┌─ MATERIAL TO PROCESS

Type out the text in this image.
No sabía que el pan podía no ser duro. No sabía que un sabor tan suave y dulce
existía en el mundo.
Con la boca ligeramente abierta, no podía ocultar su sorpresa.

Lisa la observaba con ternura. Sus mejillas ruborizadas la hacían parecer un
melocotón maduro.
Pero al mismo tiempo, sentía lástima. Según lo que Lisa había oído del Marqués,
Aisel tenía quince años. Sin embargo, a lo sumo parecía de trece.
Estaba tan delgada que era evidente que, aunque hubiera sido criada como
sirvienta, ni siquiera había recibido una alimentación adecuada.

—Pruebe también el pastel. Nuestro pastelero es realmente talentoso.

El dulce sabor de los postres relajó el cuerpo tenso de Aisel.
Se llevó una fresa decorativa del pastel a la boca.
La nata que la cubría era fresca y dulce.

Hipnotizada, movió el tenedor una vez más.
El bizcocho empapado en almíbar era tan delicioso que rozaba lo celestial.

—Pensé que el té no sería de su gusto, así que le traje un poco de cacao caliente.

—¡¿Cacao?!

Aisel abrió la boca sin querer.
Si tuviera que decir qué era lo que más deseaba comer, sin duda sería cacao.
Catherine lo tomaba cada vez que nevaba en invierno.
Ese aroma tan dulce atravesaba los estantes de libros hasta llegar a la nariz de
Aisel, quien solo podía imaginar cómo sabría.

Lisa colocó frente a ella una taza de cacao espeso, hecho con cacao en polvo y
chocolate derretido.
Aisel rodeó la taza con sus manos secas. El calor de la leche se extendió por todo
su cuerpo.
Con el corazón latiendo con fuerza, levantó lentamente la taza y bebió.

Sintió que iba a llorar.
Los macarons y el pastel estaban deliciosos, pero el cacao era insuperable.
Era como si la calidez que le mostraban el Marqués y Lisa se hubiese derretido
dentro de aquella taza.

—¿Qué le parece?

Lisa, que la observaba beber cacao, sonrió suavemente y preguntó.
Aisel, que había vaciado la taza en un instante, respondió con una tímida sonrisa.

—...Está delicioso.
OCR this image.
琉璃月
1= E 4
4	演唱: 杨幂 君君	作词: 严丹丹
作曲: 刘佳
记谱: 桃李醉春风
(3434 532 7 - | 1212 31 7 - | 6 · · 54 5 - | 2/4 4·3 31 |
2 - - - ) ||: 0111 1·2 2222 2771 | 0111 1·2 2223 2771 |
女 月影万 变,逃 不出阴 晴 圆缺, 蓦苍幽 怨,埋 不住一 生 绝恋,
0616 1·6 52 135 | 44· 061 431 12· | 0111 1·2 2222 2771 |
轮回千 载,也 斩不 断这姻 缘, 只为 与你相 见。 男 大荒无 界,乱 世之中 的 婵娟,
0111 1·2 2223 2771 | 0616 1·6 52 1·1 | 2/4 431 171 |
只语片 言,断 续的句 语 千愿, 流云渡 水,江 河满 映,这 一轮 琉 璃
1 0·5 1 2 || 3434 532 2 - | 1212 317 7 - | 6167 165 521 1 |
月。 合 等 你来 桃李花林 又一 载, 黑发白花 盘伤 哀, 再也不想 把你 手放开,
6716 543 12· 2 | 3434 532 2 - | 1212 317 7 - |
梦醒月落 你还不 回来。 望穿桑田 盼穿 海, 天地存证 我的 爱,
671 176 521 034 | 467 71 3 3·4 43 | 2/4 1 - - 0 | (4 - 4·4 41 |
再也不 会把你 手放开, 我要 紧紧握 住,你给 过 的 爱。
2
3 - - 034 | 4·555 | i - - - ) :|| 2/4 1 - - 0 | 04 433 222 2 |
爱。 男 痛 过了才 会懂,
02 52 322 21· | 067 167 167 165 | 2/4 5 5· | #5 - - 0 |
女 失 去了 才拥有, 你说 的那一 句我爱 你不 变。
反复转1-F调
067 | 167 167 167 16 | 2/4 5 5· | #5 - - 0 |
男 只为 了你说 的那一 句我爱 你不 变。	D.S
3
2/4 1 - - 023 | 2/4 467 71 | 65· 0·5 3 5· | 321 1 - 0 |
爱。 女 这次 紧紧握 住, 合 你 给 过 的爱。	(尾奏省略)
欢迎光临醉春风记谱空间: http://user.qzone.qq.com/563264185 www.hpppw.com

└─

SHORT TASK
Quote all the records exactly, please, leaving none out.

OUTPUT OF THE TASK
Type out the text in this image.
No sabía que el pan podía no ser duro. No sabía que un sabor tan suave y dulce
existía en el mundo.
Con la boca ligeramente abierta, no podía ocultar su sorpresa.

Lisa la observaba con ternura. Sus mejillas ruborizadas la hacían parecer un
melocotón maduro.
Pero al mismo tiempo, sentía lástima. Según lo que Lisa había oído del Marqués,
Aisel tenía quince años. Sin embargo, a lo sumo parecía de trece.
Estaba tan delgada que era evidente que, aunque hubiera sido criada como
sirvienta, ni siquiera había recibido una alimentación adecuada.

—Pruebe también el pastel. Nuestro pastelero es realmente talentoso.

El dulce sabor de los postres relajó el cuerpo tenso de Aisel.
Se llevó una fresa decorativa del pastel a la boca.
La nata que la cubría era fresca y dulce.

Hipnotizada, movió el tenedor una vez más.
El bizcocho empapado en almíbar era tan delicioso que rozaba lo celestial.

—Pensé que el té no sería de su gusto, así que le traje un poco de cacao caliente.

—¡¿Cacao?!

Aisel abrió la boca sin querer.
Si tuviera que decir qué era lo que más deseaba comer, sin duda sería cacao.
Catherine lo tomaba cada vez que nevaba en invierno.
Ese aroma tan dulce atravesaba los estantes de libros hasta llegar a la nariz de
Aisel, quien solo podía imaginar cómo sabría.

Lisa colocó frente a ella una taza de cacao espeso, hecho con cacao en polvo y
chocolate derretido.
Aisel rodeó la taza con sus manos secas. El calor de la leche se extendió por todo
su cuerpo.
Con el corazón latiendo con fuerza, levantó lentamente la taza y bebió.

Sintió que iba a llorar.
Los macarons y el pastel estaban deliciosos, pero el cacao era insuperable.
Era como si la calidez que le mostraban el Marqués y Lisa se hubiese derretido
dentro de aquella taza.

—¿Qué le parece?

Lisa, que la observaba beber cacao, sonrió suavemente y preguntó.
Aisel, que había vaciado la taza en un instante, respondió con una tímida sonrisa.

—...Está delicioso.
OCR this image.
琉璃月
1= E 4
4	演唱: 杨幂 君君	作词: 严丹丹
作曲: 刘佳
记谱: 桃李醉春风
(3434 532 7 - | 1212 31 7 - | 6 · · 54 5 - | 2/4 4·3 31 |
2 - - - ) ||: 0111 1·2 2222 2771 | 0111 1·2 2223 2771 |
女 月影万 变,逃 不出阴 晴 圆缺, 蓦苍幽 怨,埋 不住一 生 绝恋,
0616 1·6 52 135 | 44· 061 431 12· | 0111 1·2 2222 2771 |
轮回千 载,也 斩不 断这姻 缘, 只为 与你相 见。 男 大荒无 界,乱 世之中 的 婵娟,
0111 1·2 2223 2771 | 0616 1·6 52 1·1 | 2/4 431 171 |
只语片 言,断 续的句 语 千愿, 流云渡 水,江 河满 映,这 一轮 琉 璃
1 0·5 1 2 || 3434 532 2 - | 1212 317 7 - | 6167 165 521 1 |
月。 合 等 你来 桃李花林 又一 载, 黑发白花 盘伤 哀, 再也不想 把你 手放开,
6716 543 12· 2 | 3434 532 2 - | 1212 317 7 - |
梦醒月落 你还不 回来。 望穿桑田 盼穿 海, 天地存证 我的 爱,
671 176 521 034 | 467 71 3 3·4 43 | 2/4 1 - - 0 | (4 - 4·4 41 |
再也不 会把你 手放开, 我要 紧紧握 住,你给 过 的 爱。
2
3 - - 034 | 4·555 | i - - - ) :|| 2/4 1 - - 0 | 04 433 222 2 |
爱。 男 痛 过了才 会懂,
02 52 322 21· | 067 167 167 165 | 2/4 5 5· | #5 - - 0 |
女 失 去了 才拥有, 你说 的那一 句我爱 你不 变。
反复转1-F调
067 | 167 167 167 16 | 2/4 5 5· | #5 - - 0 |
男 只为 了你说 的那一 句我爱 你不 变。	D.S
3
2/4 1 - - 023 | 2/4 467 71 | 65· 0·5 3 5· | 321 1 - 0 |
爱。 女 这次 紧紧握 住, 合 你 给 过 的爱。	(尾奏省略)
欢迎光临醉春风记谱空间: http://user.qzone.qq.com/563264185 www.hpppw.com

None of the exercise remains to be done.